— BEGIN Material for the task —

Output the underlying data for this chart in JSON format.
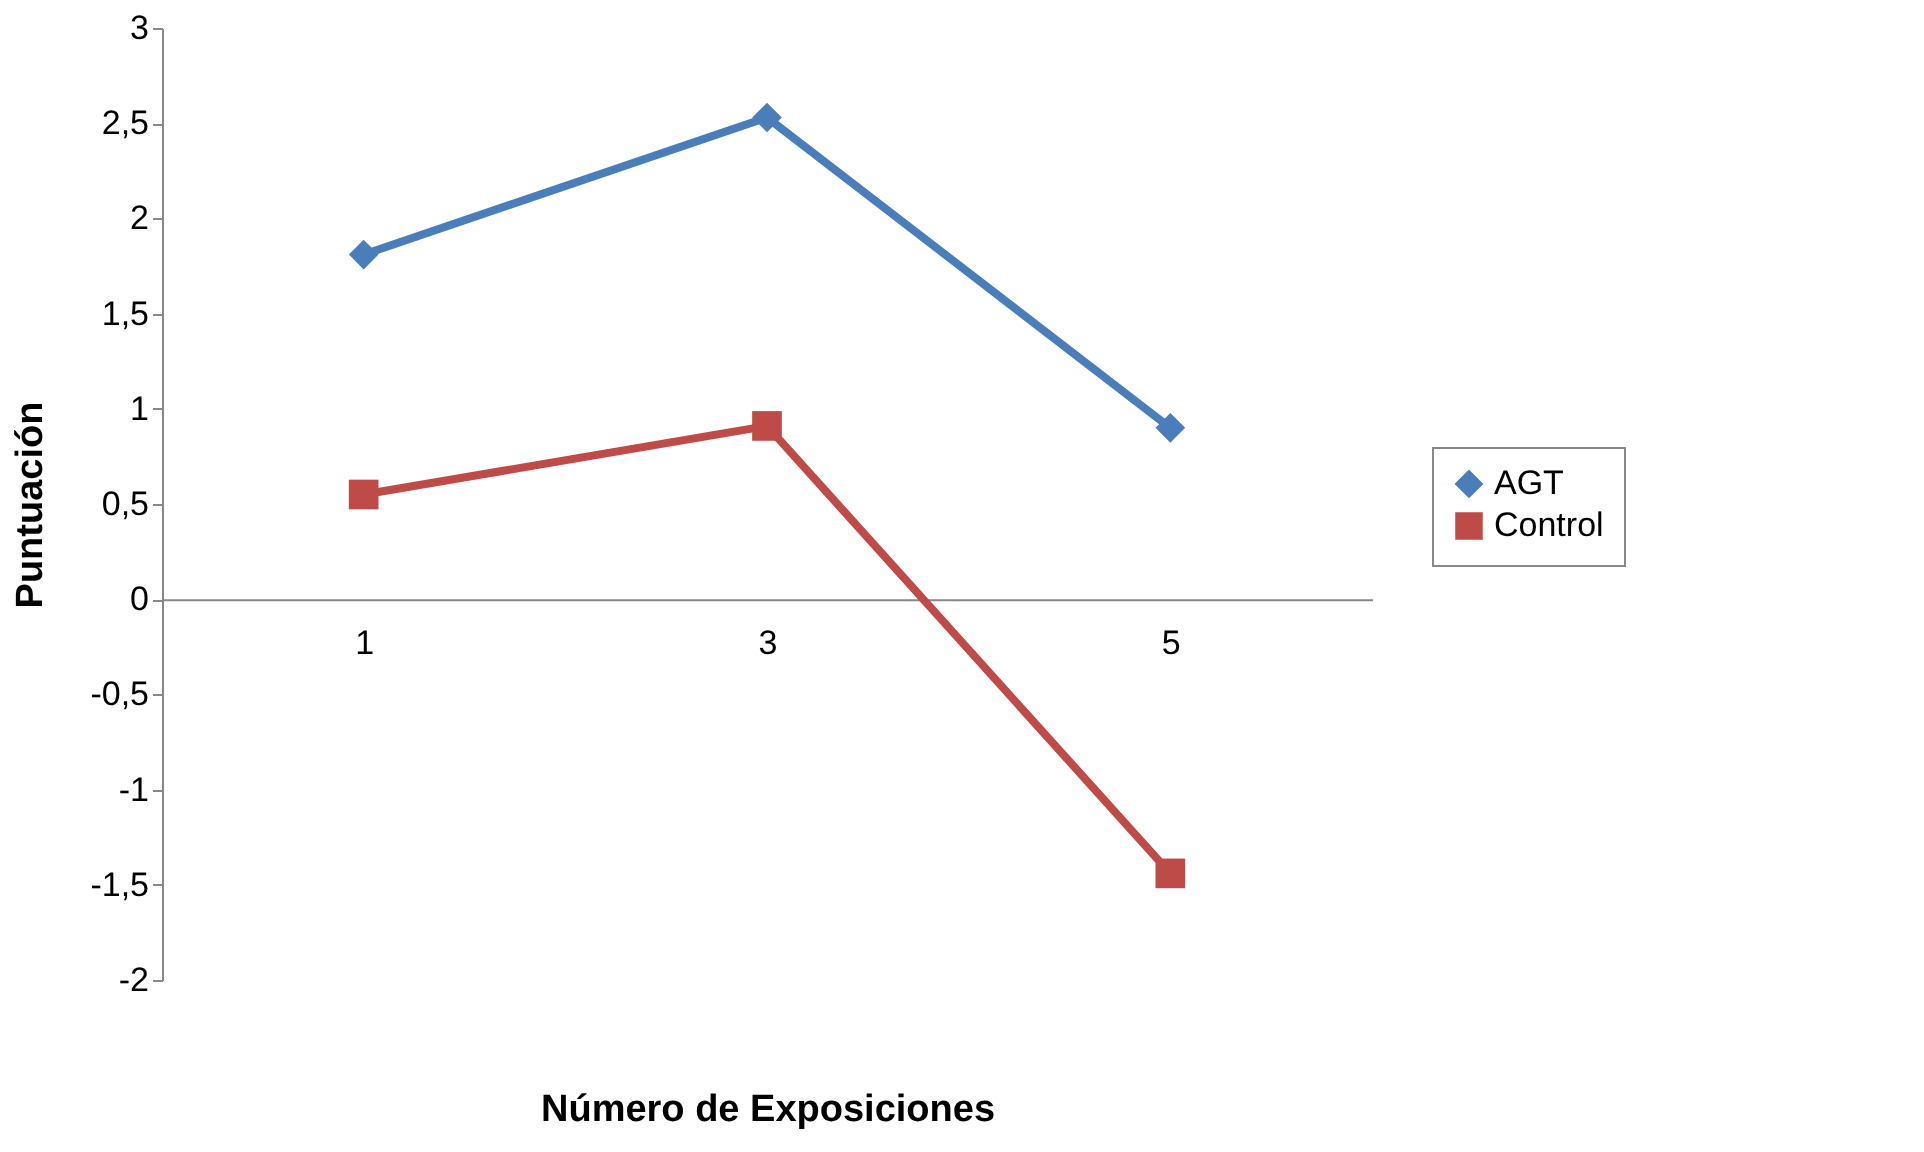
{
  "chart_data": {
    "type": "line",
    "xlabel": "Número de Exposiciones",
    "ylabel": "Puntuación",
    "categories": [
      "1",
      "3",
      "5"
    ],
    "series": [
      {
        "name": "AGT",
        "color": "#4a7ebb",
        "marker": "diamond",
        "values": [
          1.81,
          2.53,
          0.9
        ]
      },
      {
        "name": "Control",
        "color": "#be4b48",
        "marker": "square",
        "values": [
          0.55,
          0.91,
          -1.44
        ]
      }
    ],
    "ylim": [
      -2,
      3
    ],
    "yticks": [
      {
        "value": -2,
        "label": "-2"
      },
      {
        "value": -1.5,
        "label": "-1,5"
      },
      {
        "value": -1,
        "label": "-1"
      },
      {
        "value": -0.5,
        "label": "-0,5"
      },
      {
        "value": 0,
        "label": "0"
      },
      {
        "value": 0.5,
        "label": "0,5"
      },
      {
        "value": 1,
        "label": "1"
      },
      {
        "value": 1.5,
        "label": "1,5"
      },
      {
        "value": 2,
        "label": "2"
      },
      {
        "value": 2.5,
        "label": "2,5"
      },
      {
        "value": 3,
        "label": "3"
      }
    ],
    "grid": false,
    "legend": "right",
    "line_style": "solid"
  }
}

— END Material for the task —

§ Exercise brief
Pictures in the records above should not be copied. Repeat everything else exactly.

§ Task response
Output the underlying data for this chart in JSON format.
{
  "chart_data": {
    "type": "line",
    "xlabel": "Número de Exposiciones",
    "ylabel": "Puntuación",
    "categories": [
      "1",
      "3",
      "5"
    ],
    "series": [
      {
        "name": "AGT",
        "color": "#4a7ebb",
        "marker": "diamond",
        "values": [
          1.81,
          2.53,
          0.9
        ]
      },
      {
        "name": "Control",
        "color": "#be4b48",
        "marker": "square",
        "values": [
          0.55,
          0.91,
          -1.44
        ]
      }
    ],
    "ylim": [
      -2,
      3
    ],
    "yticks": [
      {
        "value": -2,
        "label": "-2"
      },
      {
        "value": -1.5,
        "label": "-1,5"
      },
      {
        "value": -1,
        "label": "-1"
      },
      {
        "value": -0.5,
        "label": "-0,5"
      },
      {
        "value": 0,
        "label": "0"
      },
      {
        "value": 0.5,
        "label": "0,5"
      },
      {
        "value": 1,
        "label": "1"
      },
      {
        "value": 1.5,
        "label": "1,5"
      },
      {
        "value": 2,
        "label": "2"
      },
      {
        "value": 2.5,
        "label": "2,5"
      },
      {
        "value": 3,
        "label": "3"
      }
    ],
    "grid": false,
    "legend": "right",
    "line_style": "solid"
  }
}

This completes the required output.